Start of Data in this exercise

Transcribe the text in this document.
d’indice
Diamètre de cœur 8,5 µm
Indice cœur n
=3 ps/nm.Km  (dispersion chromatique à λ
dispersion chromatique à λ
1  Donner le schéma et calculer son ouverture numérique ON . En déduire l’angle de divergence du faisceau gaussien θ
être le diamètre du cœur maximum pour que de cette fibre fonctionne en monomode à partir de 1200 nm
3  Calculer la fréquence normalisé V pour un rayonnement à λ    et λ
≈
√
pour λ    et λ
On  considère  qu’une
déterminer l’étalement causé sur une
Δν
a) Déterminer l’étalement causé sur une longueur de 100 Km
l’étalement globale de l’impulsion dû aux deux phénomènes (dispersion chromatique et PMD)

End of Data in this exercise

Please restate the records in full, word for word.

_Response to this exercise:_
Transcribe the text in this document.
d’indice
Diamètre de cœur 8,5 µm
Indice cœur n
=3 ps/nm.Km  (dispersion chromatique à λ
dispersion chromatique à λ
1  Donner le schéma et calculer son ouverture numérique ON . En déduire l’angle de divergence du faisceau gaussien θ
être le diamètre du cœur maximum pour que de cette fibre fonctionne en monomode à partir de 1200 nm
3  Calculer la fréquence normalisé V pour un rayonnement à λ    et λ
≈
√
pour λ    et λ
On  considère  qu’une
déterminer l’étalement causé sur une
Δν
a) Déterminer l’étalement causé sur une longueur de 100 Km
l’étalement globale de l’impulsion dû aux deux phénomènes (dispersion chromatique et PMD)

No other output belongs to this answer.